Collected data entries

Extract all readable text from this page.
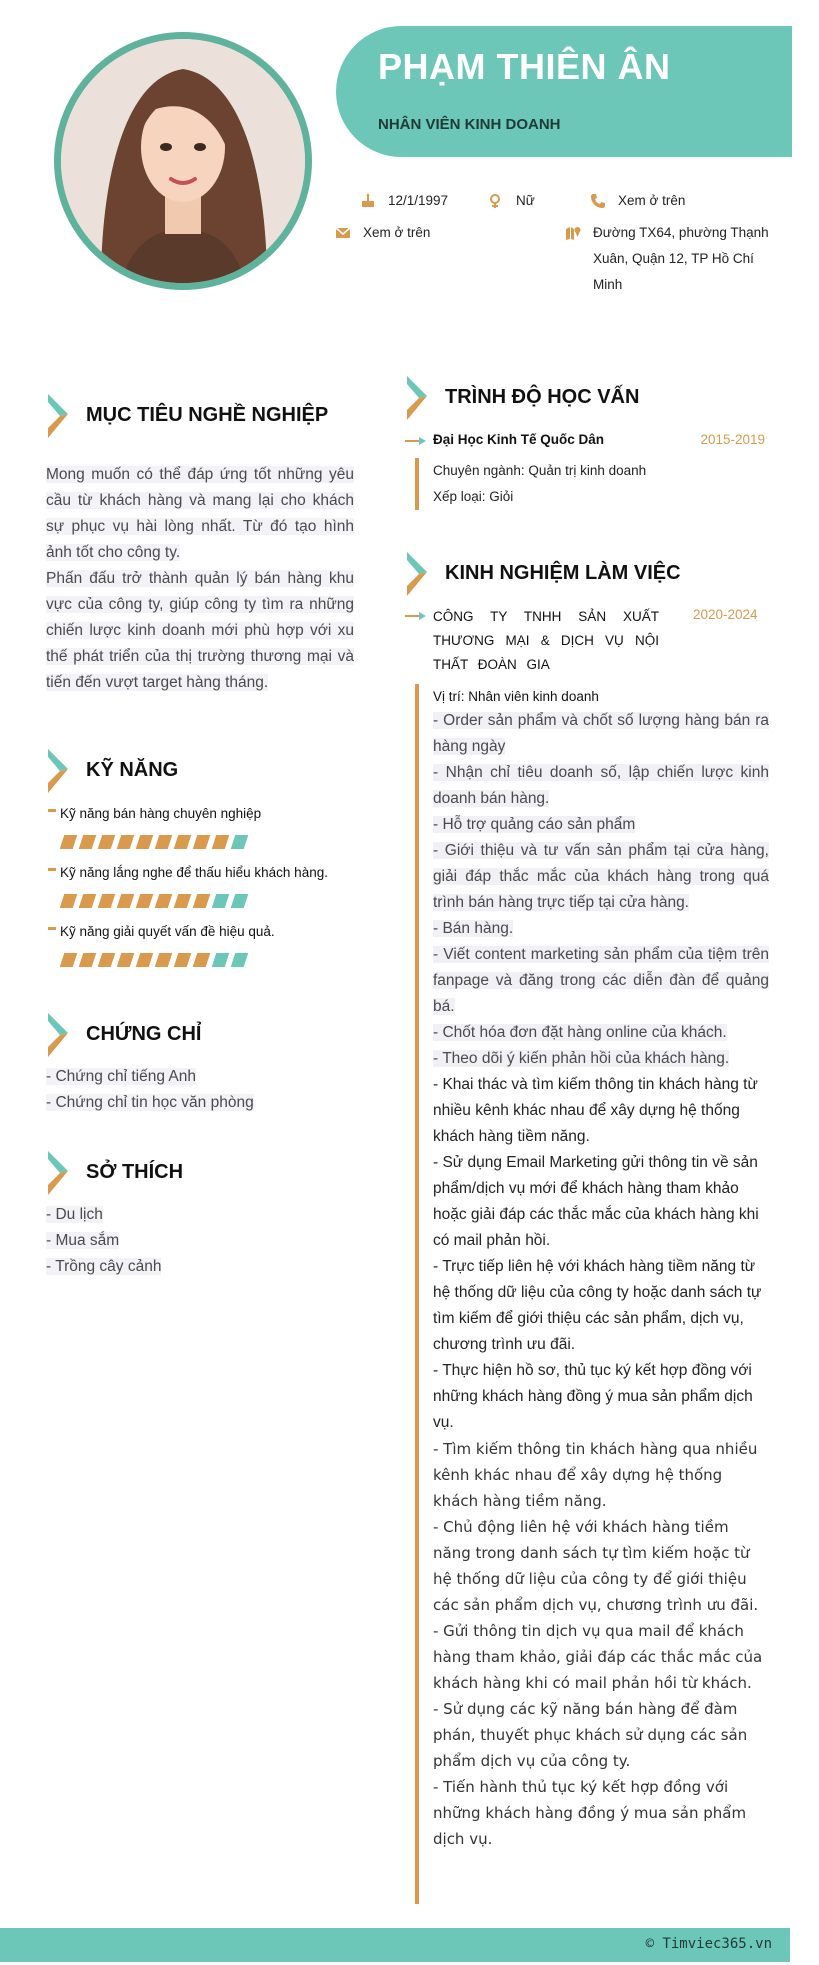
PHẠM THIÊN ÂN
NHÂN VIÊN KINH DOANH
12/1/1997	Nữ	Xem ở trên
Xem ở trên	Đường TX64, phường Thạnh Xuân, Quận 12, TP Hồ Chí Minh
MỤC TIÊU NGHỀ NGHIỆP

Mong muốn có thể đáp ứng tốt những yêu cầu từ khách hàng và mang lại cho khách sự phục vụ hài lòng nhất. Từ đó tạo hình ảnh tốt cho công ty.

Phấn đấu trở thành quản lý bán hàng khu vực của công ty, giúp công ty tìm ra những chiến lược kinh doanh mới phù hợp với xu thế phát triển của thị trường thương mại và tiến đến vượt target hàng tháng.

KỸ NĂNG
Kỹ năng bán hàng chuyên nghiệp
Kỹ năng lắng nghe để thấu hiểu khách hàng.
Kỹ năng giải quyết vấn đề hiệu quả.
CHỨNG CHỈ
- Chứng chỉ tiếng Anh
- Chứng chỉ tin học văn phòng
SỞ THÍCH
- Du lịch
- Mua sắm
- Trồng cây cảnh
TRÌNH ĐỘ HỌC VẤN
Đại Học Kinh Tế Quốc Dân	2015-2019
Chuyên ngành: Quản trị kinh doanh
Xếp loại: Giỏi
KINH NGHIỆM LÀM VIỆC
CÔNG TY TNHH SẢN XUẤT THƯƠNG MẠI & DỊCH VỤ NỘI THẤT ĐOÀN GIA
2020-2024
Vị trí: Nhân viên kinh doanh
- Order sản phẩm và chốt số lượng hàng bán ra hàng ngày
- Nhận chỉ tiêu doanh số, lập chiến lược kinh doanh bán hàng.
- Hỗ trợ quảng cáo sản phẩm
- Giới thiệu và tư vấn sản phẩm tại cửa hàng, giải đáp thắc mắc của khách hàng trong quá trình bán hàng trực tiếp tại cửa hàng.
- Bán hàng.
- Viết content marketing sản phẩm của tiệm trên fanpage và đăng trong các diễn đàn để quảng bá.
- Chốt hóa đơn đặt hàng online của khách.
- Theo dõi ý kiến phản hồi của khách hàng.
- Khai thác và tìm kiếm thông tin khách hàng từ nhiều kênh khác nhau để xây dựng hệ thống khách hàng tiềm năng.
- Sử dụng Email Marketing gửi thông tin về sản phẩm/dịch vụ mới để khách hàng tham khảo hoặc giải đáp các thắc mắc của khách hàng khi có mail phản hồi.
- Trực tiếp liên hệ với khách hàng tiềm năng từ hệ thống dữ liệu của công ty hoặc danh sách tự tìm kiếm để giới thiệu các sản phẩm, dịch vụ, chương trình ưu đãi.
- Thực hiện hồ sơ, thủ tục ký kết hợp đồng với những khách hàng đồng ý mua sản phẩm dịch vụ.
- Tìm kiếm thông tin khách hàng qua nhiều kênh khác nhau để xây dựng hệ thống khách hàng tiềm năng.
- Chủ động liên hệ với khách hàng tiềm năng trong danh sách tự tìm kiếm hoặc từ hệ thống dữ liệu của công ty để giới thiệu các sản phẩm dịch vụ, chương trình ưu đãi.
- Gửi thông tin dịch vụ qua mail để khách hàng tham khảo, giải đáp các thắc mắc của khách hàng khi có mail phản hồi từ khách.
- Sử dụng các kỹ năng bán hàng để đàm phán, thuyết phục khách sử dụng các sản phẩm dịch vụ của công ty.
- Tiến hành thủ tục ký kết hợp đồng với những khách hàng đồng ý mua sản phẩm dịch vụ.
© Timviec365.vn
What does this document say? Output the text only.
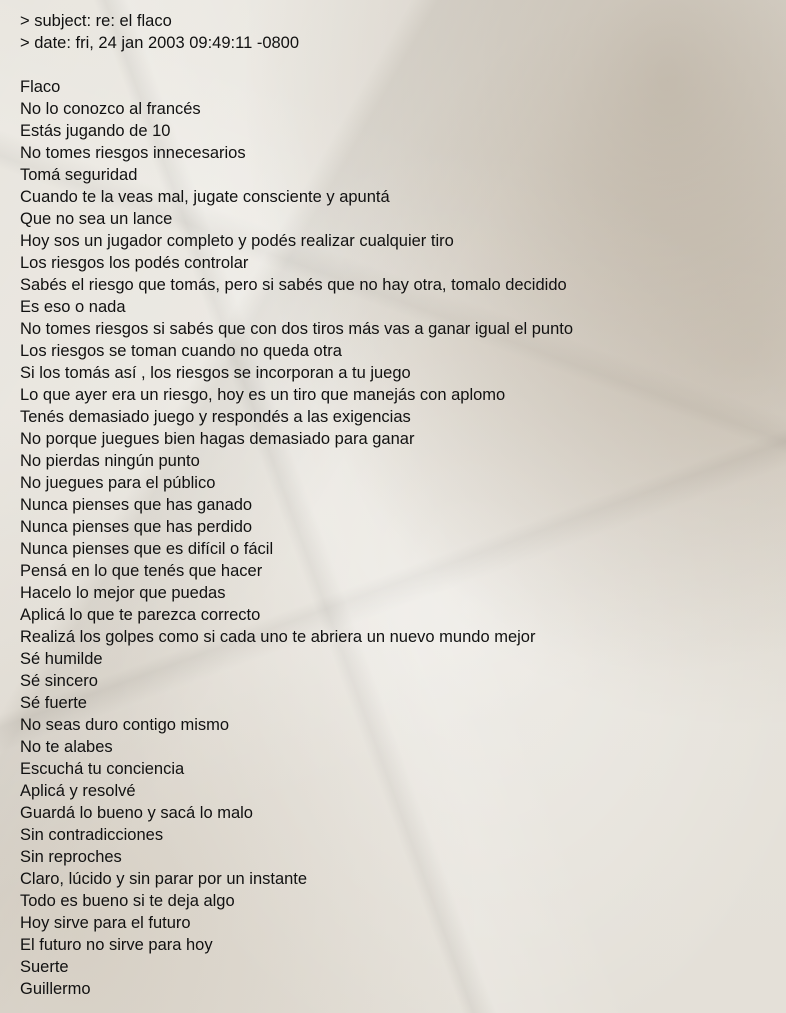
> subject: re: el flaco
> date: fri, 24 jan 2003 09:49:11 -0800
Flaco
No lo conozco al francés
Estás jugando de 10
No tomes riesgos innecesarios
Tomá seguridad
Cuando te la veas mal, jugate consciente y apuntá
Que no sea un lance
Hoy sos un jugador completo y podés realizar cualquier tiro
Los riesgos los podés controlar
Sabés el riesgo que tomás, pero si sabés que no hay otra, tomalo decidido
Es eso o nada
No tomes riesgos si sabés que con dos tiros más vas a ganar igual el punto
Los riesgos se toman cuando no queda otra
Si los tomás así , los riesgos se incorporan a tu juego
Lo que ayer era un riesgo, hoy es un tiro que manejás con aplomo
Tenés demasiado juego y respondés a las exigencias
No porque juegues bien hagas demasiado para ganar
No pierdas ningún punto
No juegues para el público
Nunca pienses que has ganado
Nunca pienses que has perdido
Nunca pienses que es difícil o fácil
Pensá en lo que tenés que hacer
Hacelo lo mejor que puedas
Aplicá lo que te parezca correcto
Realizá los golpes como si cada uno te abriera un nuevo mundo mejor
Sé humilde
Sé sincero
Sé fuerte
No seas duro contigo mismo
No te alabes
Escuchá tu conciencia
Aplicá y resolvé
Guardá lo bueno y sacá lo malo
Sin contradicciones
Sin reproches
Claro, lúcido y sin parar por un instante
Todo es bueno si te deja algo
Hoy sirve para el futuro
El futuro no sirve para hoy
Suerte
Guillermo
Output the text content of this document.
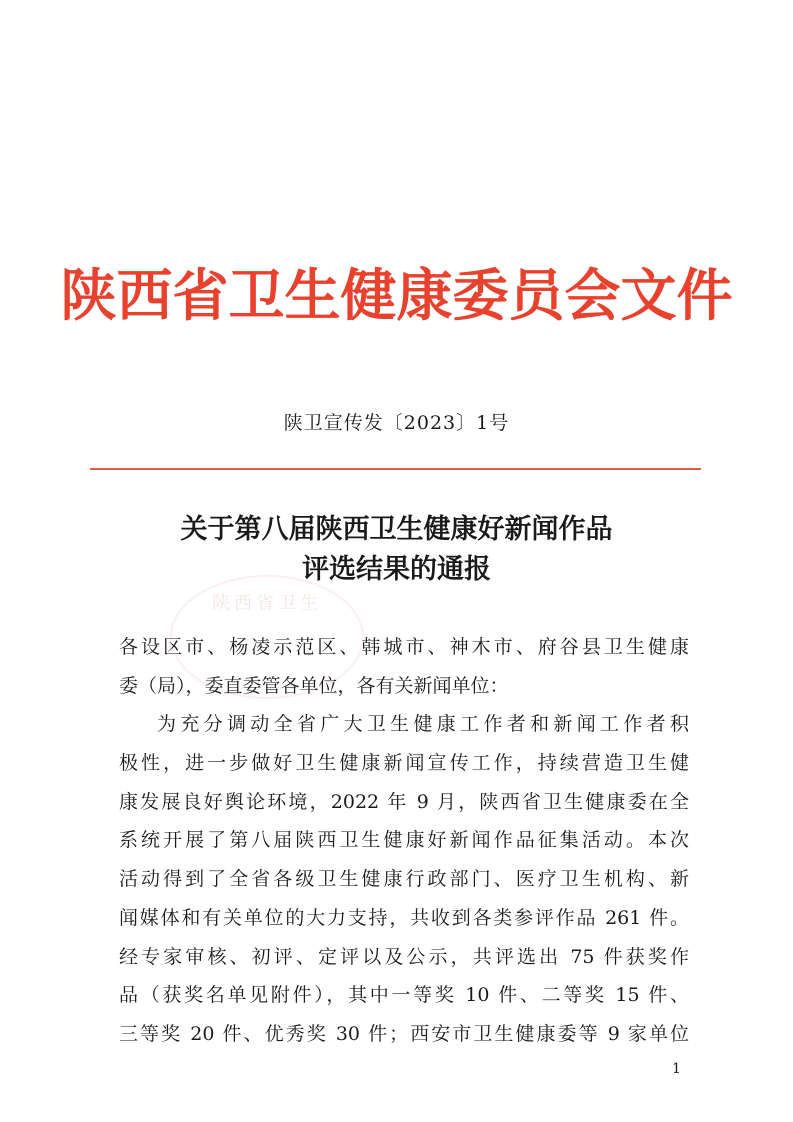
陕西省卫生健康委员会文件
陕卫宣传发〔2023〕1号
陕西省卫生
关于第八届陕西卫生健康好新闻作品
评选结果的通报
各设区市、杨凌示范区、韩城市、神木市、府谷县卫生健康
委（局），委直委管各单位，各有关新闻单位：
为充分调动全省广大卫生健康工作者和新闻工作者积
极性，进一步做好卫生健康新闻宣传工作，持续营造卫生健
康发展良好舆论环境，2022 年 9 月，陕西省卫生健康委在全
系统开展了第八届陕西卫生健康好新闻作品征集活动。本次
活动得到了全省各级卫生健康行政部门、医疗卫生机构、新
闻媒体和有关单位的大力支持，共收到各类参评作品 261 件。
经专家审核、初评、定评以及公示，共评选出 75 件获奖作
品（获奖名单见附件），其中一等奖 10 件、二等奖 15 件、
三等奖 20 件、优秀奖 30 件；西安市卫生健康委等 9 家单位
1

» **Exercise requirements**
Copy each line above containing the string "juego".

» **Task output**
Si los tomás así , los riesgos se incorporan a tu juego
Tenés demasiado juego y respondés a las exigencias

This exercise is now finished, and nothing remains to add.